** START OF RECORDS FOR THE TASK **
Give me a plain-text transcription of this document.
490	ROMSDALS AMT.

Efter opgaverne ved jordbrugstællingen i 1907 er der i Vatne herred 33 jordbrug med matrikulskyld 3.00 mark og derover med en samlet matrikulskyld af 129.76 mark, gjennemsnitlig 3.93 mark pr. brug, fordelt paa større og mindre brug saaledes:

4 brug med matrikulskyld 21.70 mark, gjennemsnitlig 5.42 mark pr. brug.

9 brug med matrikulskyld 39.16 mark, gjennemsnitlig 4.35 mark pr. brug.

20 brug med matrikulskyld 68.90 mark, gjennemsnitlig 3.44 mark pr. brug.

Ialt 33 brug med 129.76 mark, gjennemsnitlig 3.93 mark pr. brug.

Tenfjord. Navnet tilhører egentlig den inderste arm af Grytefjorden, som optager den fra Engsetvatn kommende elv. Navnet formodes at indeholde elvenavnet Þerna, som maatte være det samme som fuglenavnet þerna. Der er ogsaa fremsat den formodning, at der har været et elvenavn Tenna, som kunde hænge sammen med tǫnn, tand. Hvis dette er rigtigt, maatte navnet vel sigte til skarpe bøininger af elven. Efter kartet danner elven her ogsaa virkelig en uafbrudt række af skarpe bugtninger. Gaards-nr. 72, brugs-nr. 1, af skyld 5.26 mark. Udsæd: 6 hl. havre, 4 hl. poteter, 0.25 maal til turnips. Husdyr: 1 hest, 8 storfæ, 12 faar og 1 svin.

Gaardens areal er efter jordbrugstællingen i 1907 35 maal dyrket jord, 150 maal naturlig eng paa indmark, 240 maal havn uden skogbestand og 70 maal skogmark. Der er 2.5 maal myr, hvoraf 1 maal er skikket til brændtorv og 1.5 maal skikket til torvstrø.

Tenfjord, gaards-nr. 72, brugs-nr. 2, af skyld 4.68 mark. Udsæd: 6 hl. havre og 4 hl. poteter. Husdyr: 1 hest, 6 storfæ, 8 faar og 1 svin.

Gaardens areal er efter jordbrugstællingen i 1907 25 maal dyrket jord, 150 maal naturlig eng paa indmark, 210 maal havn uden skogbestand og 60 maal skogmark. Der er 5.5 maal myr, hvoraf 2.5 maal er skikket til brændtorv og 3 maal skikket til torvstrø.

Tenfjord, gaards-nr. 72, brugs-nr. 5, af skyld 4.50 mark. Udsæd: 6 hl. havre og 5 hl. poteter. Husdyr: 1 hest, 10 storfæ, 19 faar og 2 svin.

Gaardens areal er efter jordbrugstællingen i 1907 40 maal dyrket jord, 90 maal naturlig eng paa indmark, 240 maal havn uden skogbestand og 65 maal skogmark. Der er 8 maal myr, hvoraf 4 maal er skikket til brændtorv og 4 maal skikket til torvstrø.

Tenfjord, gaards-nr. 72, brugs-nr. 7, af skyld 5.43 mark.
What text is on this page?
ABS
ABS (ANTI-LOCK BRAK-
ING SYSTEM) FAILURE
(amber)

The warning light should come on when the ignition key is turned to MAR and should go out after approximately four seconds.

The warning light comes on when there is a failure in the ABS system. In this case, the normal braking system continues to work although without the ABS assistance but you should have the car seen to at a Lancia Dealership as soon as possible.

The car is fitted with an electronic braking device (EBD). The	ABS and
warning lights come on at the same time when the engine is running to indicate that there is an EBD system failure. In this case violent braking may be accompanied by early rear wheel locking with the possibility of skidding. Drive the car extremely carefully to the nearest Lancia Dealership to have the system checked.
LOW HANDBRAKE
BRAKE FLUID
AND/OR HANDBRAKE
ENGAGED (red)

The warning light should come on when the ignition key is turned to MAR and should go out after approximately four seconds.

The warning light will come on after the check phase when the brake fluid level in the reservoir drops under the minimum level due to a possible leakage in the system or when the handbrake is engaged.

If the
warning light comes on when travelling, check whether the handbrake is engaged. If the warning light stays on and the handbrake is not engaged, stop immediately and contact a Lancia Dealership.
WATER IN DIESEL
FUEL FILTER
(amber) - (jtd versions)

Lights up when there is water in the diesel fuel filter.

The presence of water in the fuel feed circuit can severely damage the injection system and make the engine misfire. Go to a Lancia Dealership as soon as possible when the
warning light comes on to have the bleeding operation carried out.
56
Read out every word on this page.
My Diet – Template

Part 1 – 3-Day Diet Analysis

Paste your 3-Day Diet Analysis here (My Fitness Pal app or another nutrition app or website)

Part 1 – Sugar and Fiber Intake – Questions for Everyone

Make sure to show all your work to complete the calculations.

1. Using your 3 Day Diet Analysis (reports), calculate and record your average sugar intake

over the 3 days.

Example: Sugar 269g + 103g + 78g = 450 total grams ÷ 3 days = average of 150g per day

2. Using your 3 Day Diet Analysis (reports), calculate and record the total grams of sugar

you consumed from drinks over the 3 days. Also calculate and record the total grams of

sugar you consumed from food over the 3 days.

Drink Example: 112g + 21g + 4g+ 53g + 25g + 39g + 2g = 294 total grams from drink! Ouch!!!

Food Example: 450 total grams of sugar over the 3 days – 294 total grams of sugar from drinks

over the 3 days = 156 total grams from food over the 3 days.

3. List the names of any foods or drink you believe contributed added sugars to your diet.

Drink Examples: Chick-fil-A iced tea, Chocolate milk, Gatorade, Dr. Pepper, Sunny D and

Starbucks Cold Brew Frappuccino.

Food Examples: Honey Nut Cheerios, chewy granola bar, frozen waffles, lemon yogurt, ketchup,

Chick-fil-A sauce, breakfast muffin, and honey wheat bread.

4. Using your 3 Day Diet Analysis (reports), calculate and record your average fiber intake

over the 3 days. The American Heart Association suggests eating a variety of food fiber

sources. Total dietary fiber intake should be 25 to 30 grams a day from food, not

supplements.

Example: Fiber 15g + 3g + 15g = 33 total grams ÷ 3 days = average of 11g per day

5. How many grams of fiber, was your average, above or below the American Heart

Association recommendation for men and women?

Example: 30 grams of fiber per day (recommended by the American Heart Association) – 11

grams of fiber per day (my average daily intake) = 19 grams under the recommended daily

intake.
** END OF RECORDS FOR THE TASK **
▶ SET EXERCISE
Print the material above once more, exactly.

▶ WRITTEN ANSWER
Give me a plain-text transcription of this document.
490	ROMSDALS AMT.

Efter opgaverne ved jordbrugstællingen i 1907 er der i Vatne herred 33 jordbrug med matrikulskyld 3.00 mark og derover med en samlet matrikulskyld af 129.76 mark, gjennemsnitlig 3.93 mark pr. brug, fordelt paa større og mindre brug saaledes:

4 brug med matrikulskyld 21.70 mark, gjennemsnitlig 5.42 mark pr. brug.

9 brug med matrikulskyld 39.16 mark, gjennemsnitlig 4.35 mark pr. brug.

20 brug med matrikulskyld 68.90 mark, gjennemsnitlig 3.44 mark pr. brug.

Ialt 33 brug med 129.76 mark, gjennemsnitlig 3.93 mark pr. brug.

Tenfjord. Navnet tilhører egentlig den inderste arm af Grytefjorden, som optager den fra Engsetvatn kommende elv. Navnet formodes at indeholde elvenavnet Þerna, som maatte være det samme som fuglenavnet þerna. Der er ogsaa fremsat den formodning, at der har været et elvenavn Tenna, som kunde hænge sammen med tǫnn, tand. Hvis dette er rigtigt, maatte navnet vel sigte til skarpe bøininger af elven. Efter kartet danner elven her ogsaa virkelig en uafbrudt række af skarpe bugtninger. Gaards-nr. 72, brugs-nr. 1, af skyld 5.26 mark. Udsæd: 6 hl. havre, 4 hl. poteter, 0.25 maal til turnips. Husdyr: 1 hest, 8 storfæ, 12 faar og 1 svin.

Gaardens areal er efter jordbrugstællingen i 1907 35 maal dyrket jord, 150 maal naturlig eng paa indmark, 240 maal havn uden skogbestand og 70 maal skogmark. Der er 2.5 maal myr, hvoraf 1 maal er skikket til brændtorv og 1.5 maal skikket til torvstrø.

Tenfjord, gaards-nr. 72, brugs-nr. 2, af skyld 4.68 mark. Udsæd: 6 hl. havre og 4 hl. poteter. Husdyr: 1 hest, 6 storfæ, 8 faar og 1 svin.

Gaardens areal er efter jordbrugstællingen i 1907 25 maal dyrket jord, 150 maal naturlig eng paa indmark, 210 maal havn uden skogbestand og 60 maal skogmark. Der er 5.5 maal myr, hvoraf 2.5 maal er skikket til brændtorv og 3 maal skikket til torvstrø.

Tenfjord, gaards-nr. 72, brugs-nr. 5, af skyld 4.50 mark. Udsæd: 6 hl. havre og 5 hl. poteter. Husdyr: 1 hest, 10 storfæ, 19 faar og 2 svin.

Gaardens areal er efter jordbrugstællingen i 1907 40 maal dyrket jord, 90 maal naturlig eng paa indmark, 240 maal havn uden skogbestand og 65 maal skogmark. Der er 8 maal myr, hvoraf 4 maal er skikket til brændtorv og 4 maal skikket til torvstrø.

Tenfjord, gaards-nr. 72, brugs-nr. 7, af skyld 5.43 mark.
What text is on this page?
ABS
ABS (ANTI-LOCK BRAK-
ING SYSTEM) FAILURE
(amber)

The warning light should come on when the ignition key is turned to MAR and should go out after approximately four seconds.

The warning light comes on when there is a failure in the ABS system. In this case, the normal braking system continues to work although without the ABS assistance but you should have the car seen to at a Lancia Dealership as soon as possible.

The car is fitted with an electronic braking device (EBD). The	ABS and
warning lights come on at the same time when the engine is running to indicate that there is an EBD system failure. In this case violent braking may be accompanied by early rear wheel locking with the possibility of skidding. Drive the car extremely carefully to the nearest Lancia Dealership to have the system checked.
LOW HANDBRAKE
BRAKE FLUID
AND/OR HANDBRAKE
ENGAGED (red)

The warning light should come on when the ignition key is turned to MAR and should go out after approximately four seconds.

The warning light will come on after the check phase when the brake fluid level in the reservoir drops under the minimum level due to a possible leakage in the system or when the handbrake is engaged.

If the
warning light comes on when travelling, check whether the handbrake is engaged. If the warning light stays on and the handbrake is not engaged, stop immediately and contact a Lancia Dealership.
WATER IN DIESEL
FUEL FILTER
(amber) - (jtd versions)

Lights up when there is water in the diesel fuel filter.

The presence of water in the fuel feed circuit can severely damage the injection system and make the engine misfire. Go to a Lancia Dealership as soon as possible when the
warning light comes on to have the bleeding operation carried out.
56
Read out every word on this page.
My Diet – Template

Part 1 – 3-Day Diet Analysis

Paste your 3-Day Diet Analysis here (My Fitness Pal app or another nutrition app or website)

Part 1 – Sugar and Fiber Intake – Questions for Everyone

Make sure to show all your work to complete the calculations.

1. Using your 3 Day Diet Analysis (reports), calculate and record your average sugar intake

over the 3 days.

Example: Sugar 269g + 103g + 78g = 450 total grams ÷ 3 days = average of 150g per day

2. Using your 3 Day Diet Analysis (reports), calculate and record the total grams of sugar

you consumed from drinks over the 3 days. Also calculate and record the total grams of

sugar you consumed from food over the 3 days.

Drink Example: 112g + 21g + 4g+ 53g + 25g + 39g + 2g = 294 total grams from drink! Ouch!!!

Food Example: 450 total grams of sugar over the 3 days – 294 total grams of sugar from drinks

over the 3 days = 156 total grams from food over the 3 days.

3. List the names of any foods or drink you believe contributed added sugars to your diet.

Drink Examples: Chick-fil-A iced tea, Chocolate milk, Gatorade, Dr. Pepper, Sunny D and

Starbucks Cold Brew Frappuccino.

Food Examples: Honey Nut Cheerios, chewy granola bar, frozen waffles, lemon yogurt, ketchup,

Chick-fil-A sauce, breakfast muffin, and honey wheat bread.

4. Using your 3 Day Diet Analysis (reports), calculate and record your average fiber intake

over the 3 days. The American Heart Association suggests eating a variety of food fiber

sources. Total dietary fiber intake should be 25 to 30 grams a day from food, not

supplements.

Example: Fiber 15g + 3g + 15g = 33 total grams ÷ 3 days = average of 11g per day

5. How many grams of fiber, was your average, above or below the American Heart

Association recommendation for men and women?

Example: 30 grams of fiber per day (recommended by the American Heart Association) – 11

grams of fiber per day (my average daily intake) = 19 grams under the recommended daily

intake.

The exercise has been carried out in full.